What is asked: Without the pictures, set down every line of the data exactly.

Provided records:
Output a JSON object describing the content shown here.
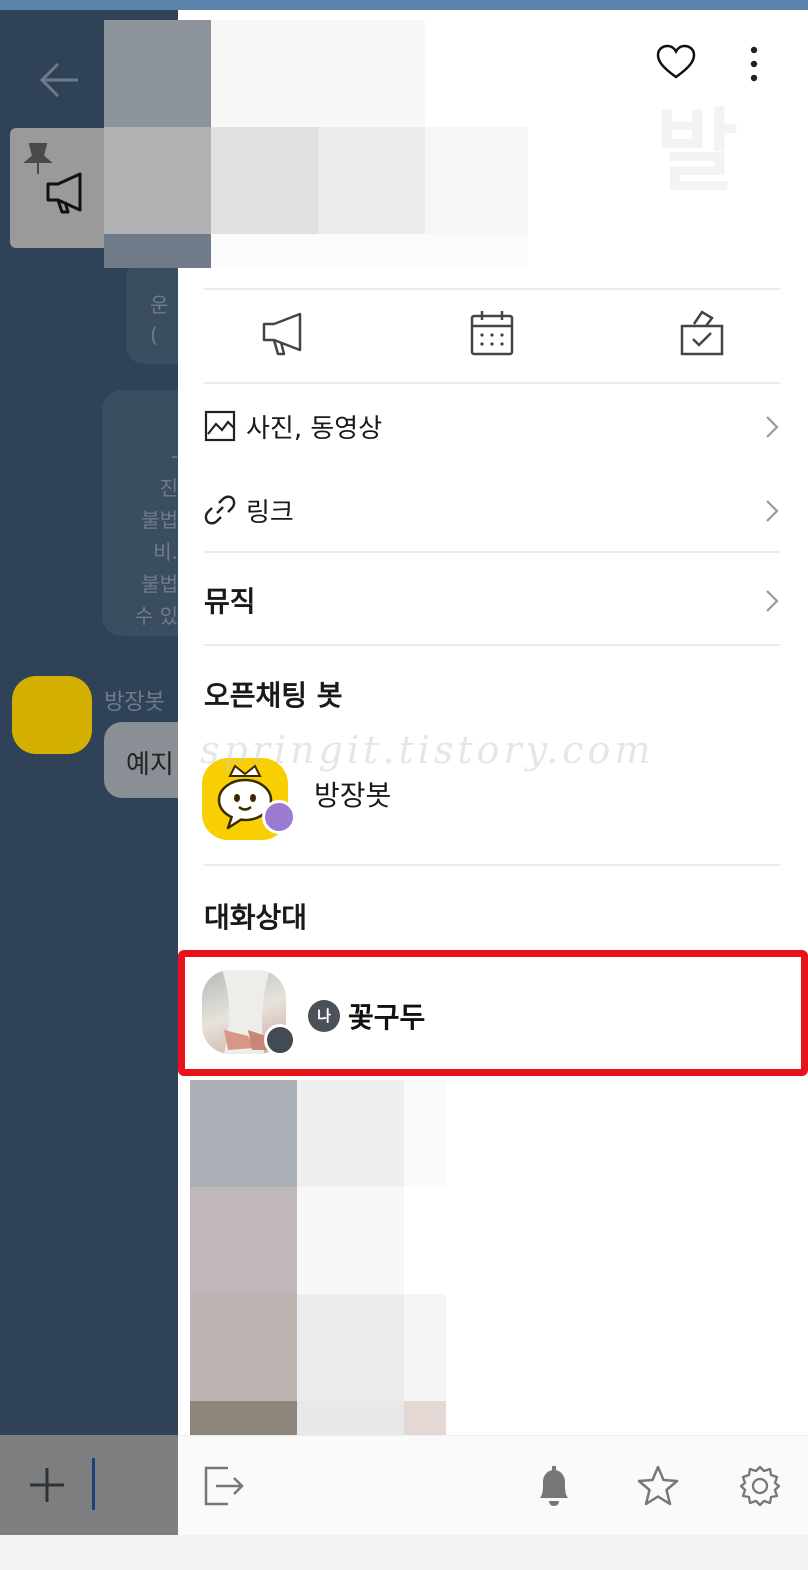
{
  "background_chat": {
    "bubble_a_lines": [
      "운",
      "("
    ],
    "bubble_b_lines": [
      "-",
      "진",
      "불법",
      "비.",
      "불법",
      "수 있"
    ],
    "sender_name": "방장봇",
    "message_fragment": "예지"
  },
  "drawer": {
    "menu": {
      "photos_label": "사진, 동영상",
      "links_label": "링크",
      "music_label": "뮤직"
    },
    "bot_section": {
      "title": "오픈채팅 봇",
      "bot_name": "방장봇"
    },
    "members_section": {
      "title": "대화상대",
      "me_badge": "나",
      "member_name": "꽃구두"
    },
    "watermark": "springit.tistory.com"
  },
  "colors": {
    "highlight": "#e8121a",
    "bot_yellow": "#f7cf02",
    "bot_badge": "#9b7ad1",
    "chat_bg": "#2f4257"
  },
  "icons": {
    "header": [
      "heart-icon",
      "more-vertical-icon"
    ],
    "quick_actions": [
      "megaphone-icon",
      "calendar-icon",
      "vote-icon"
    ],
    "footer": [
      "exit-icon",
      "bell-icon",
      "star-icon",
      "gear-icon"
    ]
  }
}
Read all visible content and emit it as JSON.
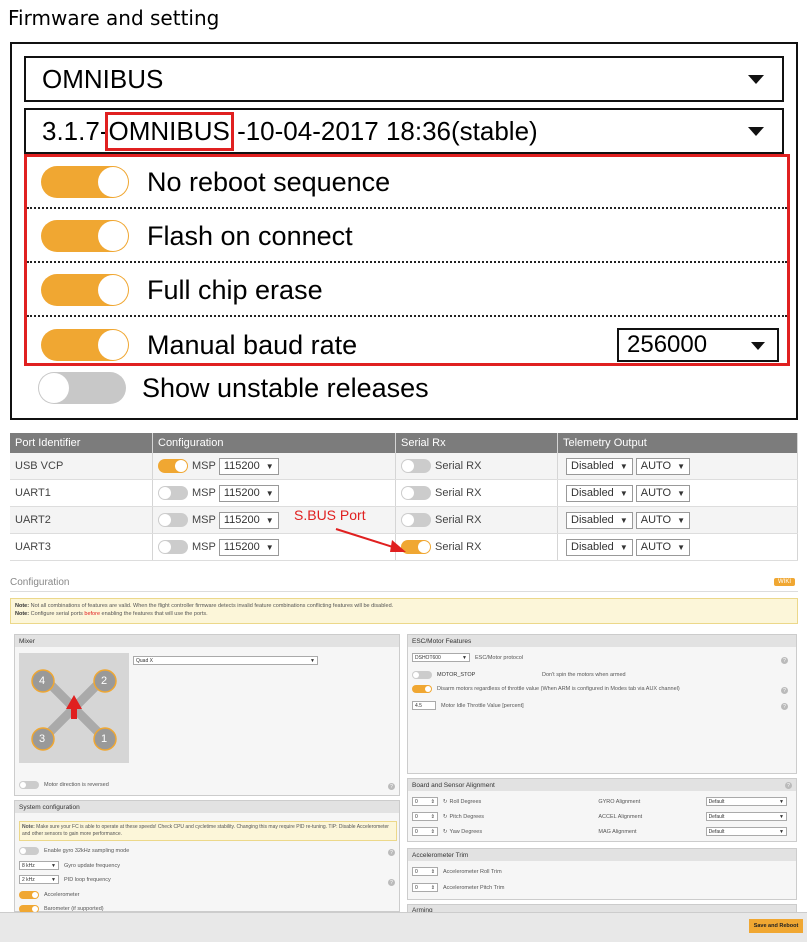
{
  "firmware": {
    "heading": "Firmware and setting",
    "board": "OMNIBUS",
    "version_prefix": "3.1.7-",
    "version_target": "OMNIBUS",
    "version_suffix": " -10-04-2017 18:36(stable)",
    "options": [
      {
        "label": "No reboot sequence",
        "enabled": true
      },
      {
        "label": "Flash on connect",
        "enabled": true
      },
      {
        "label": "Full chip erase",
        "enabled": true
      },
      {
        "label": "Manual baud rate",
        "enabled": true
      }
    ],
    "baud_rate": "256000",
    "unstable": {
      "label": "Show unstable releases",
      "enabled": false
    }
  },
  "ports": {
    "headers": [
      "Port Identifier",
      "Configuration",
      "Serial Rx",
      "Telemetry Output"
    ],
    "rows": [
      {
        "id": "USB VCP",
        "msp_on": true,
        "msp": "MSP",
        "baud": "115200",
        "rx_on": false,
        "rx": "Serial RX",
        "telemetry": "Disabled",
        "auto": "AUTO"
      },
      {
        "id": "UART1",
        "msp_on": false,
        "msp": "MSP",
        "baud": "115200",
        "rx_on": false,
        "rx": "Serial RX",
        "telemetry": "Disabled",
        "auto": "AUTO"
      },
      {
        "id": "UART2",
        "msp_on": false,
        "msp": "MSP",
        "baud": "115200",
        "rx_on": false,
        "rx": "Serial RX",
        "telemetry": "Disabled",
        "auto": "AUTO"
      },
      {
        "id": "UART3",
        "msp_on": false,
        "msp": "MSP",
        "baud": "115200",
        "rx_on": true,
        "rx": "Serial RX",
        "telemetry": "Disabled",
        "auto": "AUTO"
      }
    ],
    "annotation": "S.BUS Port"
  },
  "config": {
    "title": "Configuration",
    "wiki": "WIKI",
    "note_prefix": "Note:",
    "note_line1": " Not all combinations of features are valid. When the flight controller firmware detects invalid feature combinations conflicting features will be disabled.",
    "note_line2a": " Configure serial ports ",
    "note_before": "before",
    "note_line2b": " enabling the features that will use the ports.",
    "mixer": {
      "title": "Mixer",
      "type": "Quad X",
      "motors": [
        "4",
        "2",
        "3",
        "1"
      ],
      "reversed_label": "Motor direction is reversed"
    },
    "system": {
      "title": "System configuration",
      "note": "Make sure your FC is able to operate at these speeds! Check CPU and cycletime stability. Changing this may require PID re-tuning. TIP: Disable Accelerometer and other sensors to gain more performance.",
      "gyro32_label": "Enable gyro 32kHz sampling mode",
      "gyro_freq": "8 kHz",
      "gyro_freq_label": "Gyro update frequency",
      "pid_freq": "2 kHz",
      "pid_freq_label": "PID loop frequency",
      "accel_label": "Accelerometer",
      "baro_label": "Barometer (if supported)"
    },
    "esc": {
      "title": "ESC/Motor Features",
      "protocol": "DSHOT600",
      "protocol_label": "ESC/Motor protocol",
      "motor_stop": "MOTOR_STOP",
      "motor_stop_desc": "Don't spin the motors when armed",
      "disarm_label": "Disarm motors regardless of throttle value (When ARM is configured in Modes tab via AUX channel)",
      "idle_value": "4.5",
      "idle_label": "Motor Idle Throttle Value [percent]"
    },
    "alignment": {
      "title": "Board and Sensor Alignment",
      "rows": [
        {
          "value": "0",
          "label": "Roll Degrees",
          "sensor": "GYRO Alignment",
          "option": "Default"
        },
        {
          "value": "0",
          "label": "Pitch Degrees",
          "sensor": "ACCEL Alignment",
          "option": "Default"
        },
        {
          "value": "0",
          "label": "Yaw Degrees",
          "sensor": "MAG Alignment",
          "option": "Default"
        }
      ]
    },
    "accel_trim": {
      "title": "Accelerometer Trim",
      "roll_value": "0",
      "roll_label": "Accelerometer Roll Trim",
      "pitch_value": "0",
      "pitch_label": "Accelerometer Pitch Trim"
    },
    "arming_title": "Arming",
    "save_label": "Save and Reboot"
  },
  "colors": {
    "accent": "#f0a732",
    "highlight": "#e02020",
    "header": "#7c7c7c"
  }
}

Response to this task:
Output a JSON object describing the content shown here.
{
  "background_chat": {
    "bubble_a_lines": [
      "운",
      "("
    ],
    "bubble_b_lines": [
      "-",
      "진",
      "불법",
      "비.",
      "불법",
      "수 있"
    ],
    "sender_name": "방장봇",
    "message_fragment": "예지"
  },
  "drawer": {
    "menu": {
      "photos_label": "사진, 동영상",
      "links_label": "링크",
      "music_label": "뮤직"
    },
    "bot_section": {
      "title": "오픈채팅 봇",
      "bot_name": "방장봇"
    },
    "members_section": {
      "title": "대화상대",
      "me_badge": "나",
      "member_name": "꽃구두"
    },
    "watermark": "springit.tistory.com"
  },
  "colors": {
    "highlight": "#e8121a",
    "bot_yellow": "#f7cf02",
    "bot_badge": "#9b7ad1",
    "chat_bg": "#2f4257"
  },
  "icons": {
    "header": [
      "heart-icon",
      "more-vertical-icon"
    ],
    "quick_actions": [
      "megaphone-icon",
      "calendar-icon",
      "vote-icon"
    ],
    "footer": [
      "exit-icon",
      "bell-icon",
      "star-icon",
      "gear-icon"
    ]
  }
}
Read all visible content and emit it as JSON.
{
  "firmware": {
    "heading": "Firmware and setting",
    "board": "OMNIBUS",
    "version_prefix": "3.1.7-",
    "version_target": "OMNIBUS",
    "version_suffix": " -10-04-2017 18:36(stable)",
    "options": [
      {
        "label": "No reboot sequence",
        "enabled": true
      },
      {
        "label": "Flash on connect",
        "enabled": true
      },
      {
        "label": "Full chip erase",
        "enabled": true
      },
      {
        "label": "Manual baud rate",
        "enabled": true
      }
    ],
    "baud_rate": "256000",
    "unstable": {
      "label": "Show unstable releases",
      "enabled": false
    }
  },
  "ports": {
    "headers": [
      "Port Identifier",
      "Configuration",
      "Serial Rx",
      "Telemetry Output"
    ],
    "rows": [
      {
        "id": "USB VCP",
        "msp_on": true,
        "msp": "MSP",
        "baud": "115200",
        "rx_on": false,
        "rx": "Serial RX",
        "telemetry": "Disabled",
        "auto": "AUTO"
      },
      {
        "id": "UART1",
        "msp_on": false,
        "msp": "MSP",
        "baud": "115200",
        "rx_on": false,
        "rx": "Serial RX",
        "telemetry": "Disabled",
        "auto": "AUTO"
      },
      {
        "id": "UART2",
        "msp_on": false,
        "msp": "MSP",
        "baud": "115200",
        "rx_on": false,
        "rx": "Serial RX",
        "telemetry": "Disabled",
        "auto": "AUTO"
      },
      {
        "id": "UART3",
        "msp_on": false,
        "msp": "MSP",
        "baud": "115200",
        "rx_on": true,
        "rx": "Serial RX",
        "telemetry": "Disabled",
        "auto": "AUTO"
      }
    ],
    "annotation": "S.BUS Port"
  },
  "config": {
    "title": "Configuration",
    "wiki": "WIKI",
    "note_prefix": "Note:",
    "note_line1": " Not all combinations of features are valid. When the flight controller firmware detects invalid feature combinations conflicting features will be disabled.",
    "note_line2a": " Configure serial ports ",
    "note_before": "before",
    "note_line2b": " enabling the features that will use the ports.",
    "mixer": {
      "title": "Mixer",
      "type": "Quad X",
      "motors": [
        "4",
        "2",
        "3",
        "1"
      ],
      "reversed_label": "Motor direction is reversed"
    },
    "system": {
      "title": "System configuration",
      "note": "Make sure your FC is able to operate at these speeds! Check CPU and cycletime stability. Changing this may require PID re-tuning. TIP: Disable Accelerometer and other sensors to gain more performance.",
      "gyro32_label": "Enable gyro 32kHz sampling mode",
      "gyro_freq": "8 kHz",
      "gyro_freq_label": "Gyro update frequency",
      "pid_freq": "2 kHz",
      "pid_freq_label": "PID loop frequency",
      "accel_label": "Accelerometer",
      "baro_label": "Barometer (if supported)"
    },
    "esc": {
      "title": "ESC/Motor Features",
      "protocol": "DSHOT600",
      "protocol_label": "ESC/Motor protocol",
      "motor_stop": "MOTOR_STOP",
      "motor_stop_desc": "Don't spin the motors when armed",
      "disarm_label": "Disarm motors regardless of throttle value (When ARM is configured in Modes tab via AUX channel)",
      "idle_value": "4.5",
      "idle_label": "Motor Idle Throttle Value [percent]"
    },
    "alignment": {
      "title": "Board and Sensor Alignment",
      "rows": [
        {
          "value": "0",
          "label": "Roll Degrees",
          "sensor": "GYRO Alignment",
          "option": "Default"
        },
        {
          "value": "0",
          "label": "Pitch Degrees",
          "sensor": "ACCEL Alignment",
          "option": "Default"
        },
        {
          "value": "0",
          "label": "Yaw Degrees",
          "sensor": "MAG Alignment",
          "option": "Default"
        }
      ]
    },
    "accel_trim": {
      "title": "Accelerometer Trim",
      "roll_value": "0",
      "roll_label": "Accelerometer Roll Trim",
      "pitch_value": "0",
      "pitch_label": "Accelerometer Pitch Trim"
    },
    "arming_title": "Arming",
    "save_label": "Save and Reboot"
  },
  "colors": {
    "accent": "#f0a732",
    "highlight": "#e02020",
    "header": "#7c7c7c"
  }
}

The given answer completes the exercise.